DATASET EXCERPTS start

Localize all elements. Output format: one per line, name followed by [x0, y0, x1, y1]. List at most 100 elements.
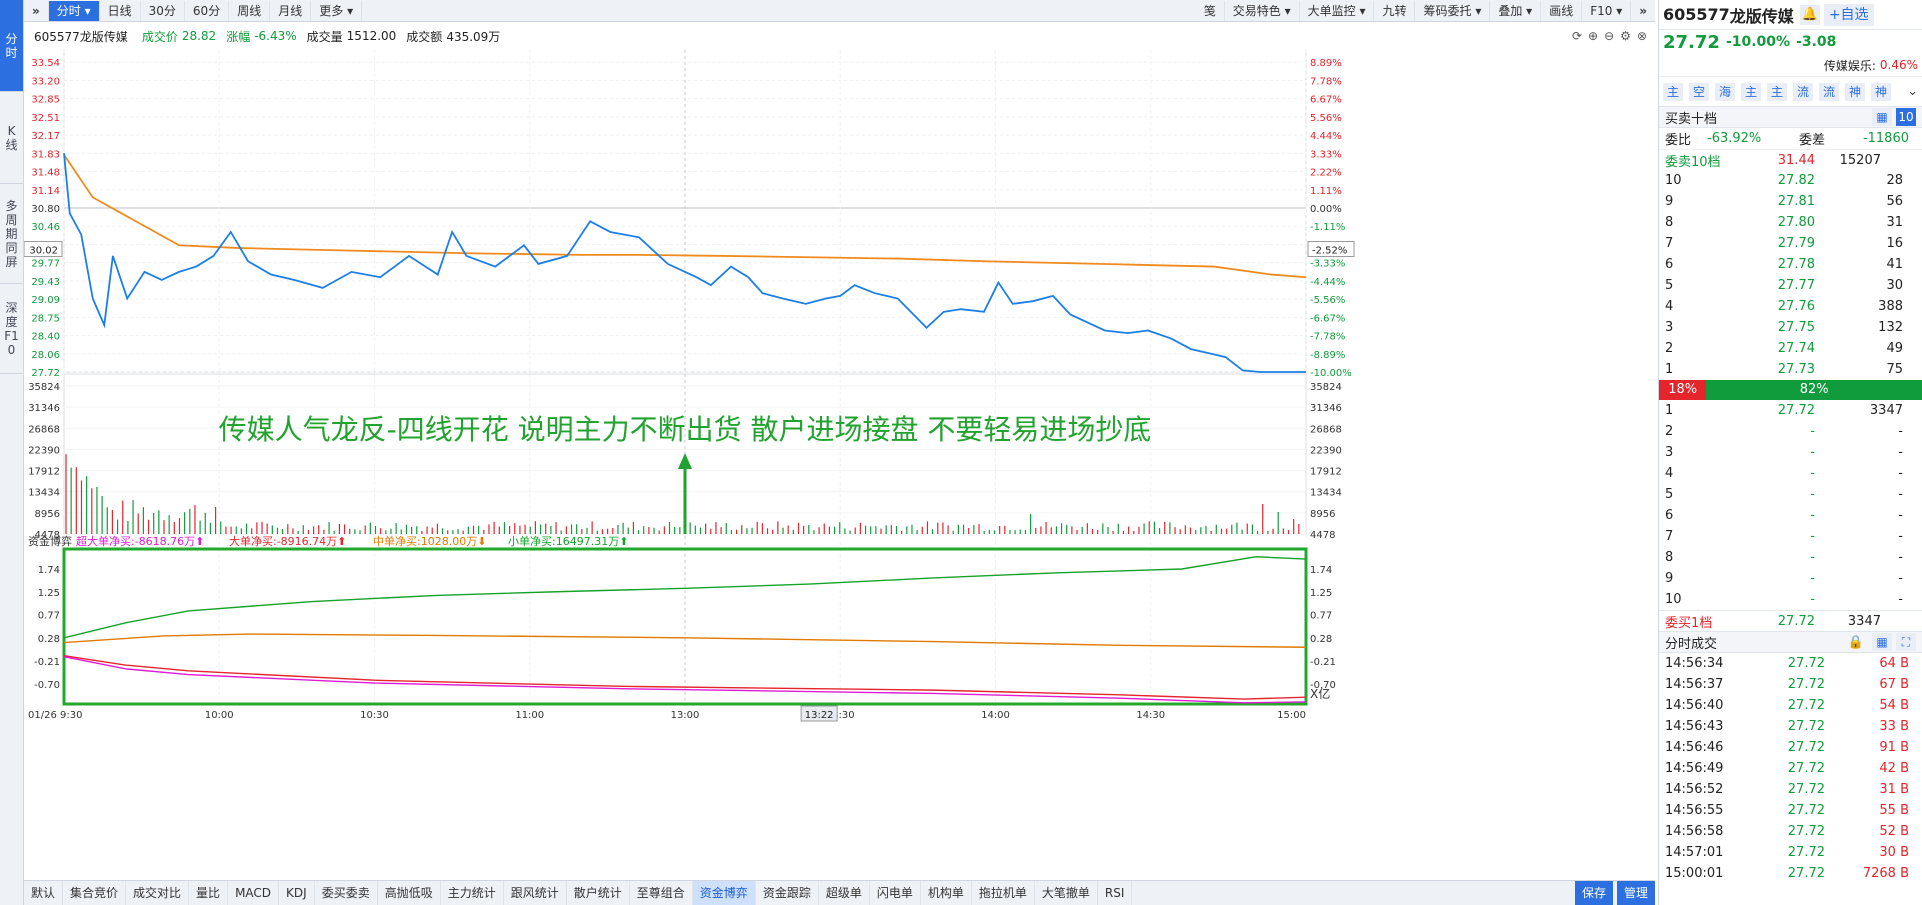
- add-watchlist-button[interactable]: +自选: [1823, 3, 1874, 26]
- feature-tag[interactable]: 主: [1767, 82, 1787, 101]
- big-order-monitor-button[interactable]: 大单监控 ▾: [1300, 0, 1375, 21]
- ask-level-row[interactable]: 4 27.76 388: [1659, 296, 1922, 317]
- indicator-tab[interactable]: 闪电单: [870, 881, 921, 905]
- tab-more[interactable]: 更多 ▾: [311, 0, 363, 21]
- indicator-tab[interactable]: 机构单: [921, 881, 972, 905]
- indicator-tab[interactable]: 委买委卖: [315, 881, 378, 905]
- flow-tick-label: 1.74: [38, 565, 60, 576]
- bid-level-row[interactable]: 5 - -: [1659, 484, 1922, 505]
- trade-feature-button[interactable]: 交易特色 ▾: [1225, 0, 1300, 21]
- indicator-tab[interactable]: 高抛低吸: [378, 881, 441, 905]
- indicator-tab[interactable]: 默认: [24, 881, 64, 905]
- draw-line-button[interactable]: 画线: [1541, 0, 1583, 21]
- wei-cha-label: 委差: [1799, 133, 1826, 148]
- trade-row: 14:56:55 27.72 55 B: [1659, 800, 1922, 821]
- ask-level-row[interactable]: 5 27.77 30: [1659, 275, 1922, 296]
- refresh-icon[interactable]: ⟳: [1572, 29, 1582, 43]
- indicator-tab[interactable]: 超级单: [819, 881, 870, 905]
- collapse-icon[interactable]: »: [24, 0, 49, 21]
- rail-tab-kline[interactable]: K线: [0, 92, 23, 184]
- expand-icon[interactable]: »: [1631, 1, 1655, 21]
- indicator-tab[interactable]: 量比: [189, 881, 229, 905]
- level-price: 27.81: [1777, 194, 1815, 209]
- chip-order-button[interactable]: 筹码委托 ▾: [1415, 0, 1491, 21]
- indicator-tab[interactable]: 资金博弈: [692, 881, 756, 905]
- feature-tag[interactable]: 主: [1741, 82, 1761, 101]
- indicator-tab[interactable]: MACD: [228, 881, 280, 905]
- tab-monthly[interactable]: 月线: [270, 0, 312, 21]
- flow-tick-label: -0.21: [34, 657, 60, 668]
- indicator-tab[interactable]: 拖拉机单: [972, 881, 1035, 905]
- gear-icon[interactable]: ⚙: [1620, 29, 1631, 43]
- ask-level-row[interactable]: 2 27.74 49: [1659, 338, 1922, 359]
- bid-level-row[interactable]: 3 - -: [1659, 442, 1922, 463]
- ten-level-button[interactable]: 10: [1896, 108, 1916, 126]
- lock-icon[interactable]: 🔒: [1848, 635, 1864, 650]
- close-icon[interactable]: ⊗: [1637, 29, 1647, 43]
- sector-name[interactable]: 传媒娱乐:: [1824, 57, 1876, 74]
- timeshare-chart-svg[interactable]: 33.88 10.00% 33.54 8.89% 33.20 7.78% 32.85 6.67…: [23, 40, 1655, 881]
- calculator-icon[interactable]: ▦: [1872, 108, 1892, 126]
- indicator-tab[interactable]: 成交对比: [126, 881, 190, 905]
- level-volume: -: [1898, 592, 1903, 607]
- rail-tab-depth-f10[interactable]: 深度F10: [0, 284, 23, 374]
- indicator-tab[interactable]: 至尊组合: [630, 881, 693, 905]
- indicator-tab[interactable]: 大笔撤单: [1035, 881, 1098, 905]
- feature-tag[interactable]: 神: [1871, 82, 1891, 101]
- indicator-tab[interactable]: RSI: [1098, 881, 1133, 905]
- feature-tag[interactable]: 空: [1689, 82, 1709, 101]
- manage-button[interactable]: 管理: [1616, 881, 1655, 905]
- save-button[interactable]: 保存: [1574, 881, 1613, 905]
- rail-tab-multi-period[interactable]: 多周期同屏: [0, 184, 23, 284]
- indicator-tab[interactable]: 散户统计: [567, 881, 630, 905]
- bid-level-row[interactable]: 7 - -: [1659, 526, 1922, 547]
- ask-level-row[interactable]: 10 27.82 28: [1659, 170, 1922, 191]
- trade-price: 27.72: [1787, 677, 1825, 692]
- ask-level-row[interactable]: 9 27.81 56: [1659, 191, 1922, 212]
- ask-level-row[interactable]: 7 27.79 16: [1659, 233, 1922, 254]
- volume-tick-label: 17912: [1310, 467, 1342, 478]
- note-button[interactable]: 笺: [1196, 0, 1225, 21]
- rail-tab-timeshare[interactable]: 分时: [0, 0, 23, 92]
- trade-price: 27.72: [1787, 656, 1825, 671]
- indicator-tab[interactable]: 跟风统计: [504, 881, 567, 905]
- bid-level-row[interactable]: 6 - -: [1659, 505, 1922, 526]
- bid-level-row[interactable]: 4 - -: [1659, 463, 1922, 484]
- feature-tag[interactable]: 海: [1715, 82, 1735, 101]
- overlay-button[interactable]: 叠加 ▾: [1490, 0, 1542, 21]
- tab-30min[interactable]: 30分: [141, 0, 185, 21]
- fullscreen-icon[interactable]: ⛶: [1896, 633, 1916, 651]
- ask-level-row[interactable]: 6 27.78 41: [1659, 254, 1922, 275]
- flow-title: 资金博弈: [28, 534, 72, 548]
- bid-level-row[interactable]: 1 27.72 3347: [1659, 400, 1922, 421]
- bid-level-row[interactable]: 2 - -: [1659, 421, 1922, 442]
- ask-level-row[interactable]: 8 27.80 31: [1659, 212, 1922, 233]
- trade-time: 14:56:49: [1665, 761, 1724, 776]
- tab-timeshare[interactable]: 分时 ▾: [48, 0, 100, 21]
- f10-button[interactable]: F10 ▾: [1582, 0, 1632, 21]
- bid-level-row[interactable]: 10 - -: [1659, 589, 1922, 610]
- volume-tick-label: 4478: [1310, 530, 1335, 541]
- calculator-icon[interactable]: ▦: [1872, 633, 1892, 651]
- feature-tag[interactable]: 流: [1819, 82, 1839, 101]
- ask-level-row[interactable]: 3 27.75 132: [1659, 317, 1922, 338]
- feature-tag[interactable]: 神: [1845, 82, 1865, 101]
- feature-tag[interactable]: 流: [1793, 82, 1813, 101]
- tab-daily[interactable]: 日线: [100, 0, 141, 21]
- indicator-tab[interactable]: 资金跟踪: [756, 881, 819, 905]
- chevron-down-icon[interactable]: ⌄: [1907, 84, 1918, 99]
- tab-weekly[interactable]: 周线: [229, 0, 271, 21]
- ask-level-row[interactable]: 1 27.73 75: [1659, 359, 1922, 380]
- nine-turn-button[interactable]: 九转: [1374, 0, 1416, 21]
- feature-tag[interactable]: 主: [1663, 82, 1683, 101]
- bid-level-row[interactable]: 8 - -: [1659, 547, 1922, 568]
- tab-60min[interactable]: 60分: [185, 0, 230, 21]
- chart-area[interactable]: 33.88 10.00% 33.54 8.89% 33.20 7.78% 32.85 6.67…: [23, 40, 1655, 881]
- bell-icon[interactable]: 🔔: [1799, 4, 1820, 25]
- bid-level-row[interactable]: 9 - -: [1659, 568, 1922, 589]
- zoom-in-icon[interactable]: ⊕: [1588, 29, 1598, 43]
- indicator-tab[interactable]: KDJ: [279, 881, 315, 905]
- zoom-out-icon[interactable]: ⊖: [1604, 29, 1614, 43]
- indicator-tab[interactable]: 集合竞价: [63, 881, 127, 905]
- indicator-tab[interactable]: 主力统计: [441, 881, 504, 905]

DATASET EXCERPTS end

Extract every line of the listing above that contains the string "trade". Case counts, so only lines matching that exact capitalization qualify.

- trade-feature-button[interactable]: 交易特色 ▾: [1225, 0, 1300, 21]
- trade-row: 14:56:55 27.72 55 B: [1659, 800, 1922, 821]
- trade-price: 27.72: [1787, 677, 1825, 692]
- trade-price: 27.72: [1787, 656, 1825, 671]
- trade-time: 14:56:49: [1665, 761, 1724, 776]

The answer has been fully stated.